>> START Extracted material

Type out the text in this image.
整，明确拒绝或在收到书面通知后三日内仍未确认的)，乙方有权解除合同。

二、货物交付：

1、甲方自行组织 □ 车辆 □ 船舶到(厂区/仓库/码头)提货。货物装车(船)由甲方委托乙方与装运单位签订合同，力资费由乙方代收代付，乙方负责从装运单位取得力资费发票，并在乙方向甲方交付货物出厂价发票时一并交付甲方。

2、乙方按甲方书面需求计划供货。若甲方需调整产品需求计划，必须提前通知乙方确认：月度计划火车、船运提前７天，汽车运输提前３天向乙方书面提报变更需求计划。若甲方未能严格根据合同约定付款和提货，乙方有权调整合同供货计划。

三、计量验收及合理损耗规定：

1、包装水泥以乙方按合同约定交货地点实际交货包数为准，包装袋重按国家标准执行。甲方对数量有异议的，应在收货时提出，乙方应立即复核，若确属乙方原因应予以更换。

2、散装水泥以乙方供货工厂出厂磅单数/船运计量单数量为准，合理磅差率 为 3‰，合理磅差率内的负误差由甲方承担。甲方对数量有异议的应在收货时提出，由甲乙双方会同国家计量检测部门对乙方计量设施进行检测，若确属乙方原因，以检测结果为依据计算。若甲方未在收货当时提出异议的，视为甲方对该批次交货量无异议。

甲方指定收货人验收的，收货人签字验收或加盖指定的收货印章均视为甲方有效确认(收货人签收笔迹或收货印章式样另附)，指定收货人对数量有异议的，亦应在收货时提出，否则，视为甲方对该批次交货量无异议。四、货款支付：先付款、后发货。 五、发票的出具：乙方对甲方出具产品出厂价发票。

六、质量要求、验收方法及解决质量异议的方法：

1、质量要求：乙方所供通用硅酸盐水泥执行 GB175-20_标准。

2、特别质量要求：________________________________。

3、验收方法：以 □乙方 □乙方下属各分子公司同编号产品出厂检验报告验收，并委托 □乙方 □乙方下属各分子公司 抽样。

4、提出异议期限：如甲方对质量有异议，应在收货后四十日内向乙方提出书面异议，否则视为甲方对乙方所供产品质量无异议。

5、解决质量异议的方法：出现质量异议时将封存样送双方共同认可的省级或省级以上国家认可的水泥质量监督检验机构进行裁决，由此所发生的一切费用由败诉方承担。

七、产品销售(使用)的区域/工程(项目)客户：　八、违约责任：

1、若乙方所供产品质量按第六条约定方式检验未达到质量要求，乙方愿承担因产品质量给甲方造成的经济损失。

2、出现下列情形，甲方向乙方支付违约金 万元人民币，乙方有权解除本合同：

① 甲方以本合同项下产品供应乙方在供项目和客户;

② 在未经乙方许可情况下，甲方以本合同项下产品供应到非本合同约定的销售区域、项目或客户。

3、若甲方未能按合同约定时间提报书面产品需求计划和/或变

>> END Extracted material

> Objective
Reproduce the material above exactly; please quote every line of it.

> Result of this task
Type out the text in this image.
整，明确拒绝或在收到书面通知后三日内仍未确认的)，乙方有权解除合同。

二、货物交付：

1、甲方自行组织 □ 车辆 □ 船舶到(厂区/仓库/码头)提货。货物装车(船)由甲方委托乙方与装运单位签订合同，力资费由乙方代收代付，乙方负责从装运单位取得力资费发票，并在乙方向甲方交付货物出厂价发票时一并交付甲方。

2、乙方按甲方书面需求计划供货。若甲方需调整产品需求计划，必须提前通知乙方确认：月度计划火车、船运提前７天，汽车运输提前３天向乙方书面提报变更需求计划。若甲方未能严格根据合同约定付款和提货，乙方有权调整合同供货计划。

三、计量验收及合理损耗规定：

1、包装水泥以乙方按合同约定交货地点实际交货包数为准，包装袋重按国家标准执行。甲方对数量有异议的，应在收货时提出，乙方应立即复核，若确属乙方原因应予以更换。

2、散装水泥以乙方供货工厂出厂磅单数/船运计量单数量为准，合理磅差率 为 3‰，合理磅差率内的负误差由甲方承担。甲方对数量有异议的应在收货时提出，由甲乙双方会同国家计量检测部门对乙方计量设施进行检测，若确属乙方原因，以检测结果为依据计算。若甲方未在收货当时提出异议的，视为甲方对该批次交货量无异议。

甲方指定收货人验收的，收货人签字验收或加盖指定的收货印章均视为甲方有效确认(收货人签收笔迹或收货印章式样另附)，指定收货人对数量有异议的，亦应在收货时提出，否则，视为甲方对该批次交货量无异议。四、货款支付：先付款、后发货。 五、发票的出具：乙方对甲方出具产品出厂价发票。

六、质量要求、验收方法及解决质量异议的方法：

1、质量要求：乙方所供通用硅酸盐水泥执行 GB175-20_标准。

2、特别质量要求：________________________________。

3、验收方法：以 □乙方 □乙方下属各分子公司同编号产品出厂检验报告验收，并委托 □乙方 □乙方下属各分子公司 抽样。

4、提出异议期限：如甲方对质量有异议，应在收货后四十日内向乙方提出书面异议，否则视为甲方对乙方所供产品质量无异议。

5、解决质量异议的方法：出现质量异议时将封存样送双方共同认可的省级或省级以上国家认可的水泥质量监督检验机构进行裁决，由此所发生的一切费用由败诉方承担。

七、产品销售(使用)的区域/工程(项目)客户：　八、违约责任：

1、若乙方所供产品质量按第六条约定方式检验未达到质量要求，乙方愿承担因产品质量给甲方造成的经济损失。

2、出现下列情形，甲方向乙方支付违约金 万元人民币，乙方有权解除本合同：

① 甲方以本合同项下产品供应乙方在供项目和客户;

② 在未经乙方许可情况下，甲方以本合同项下产品供应到非本合同约定的销售区域、项目或客户。

3、若甲方未能按合同约定时间提报书面产品需求计划和/或变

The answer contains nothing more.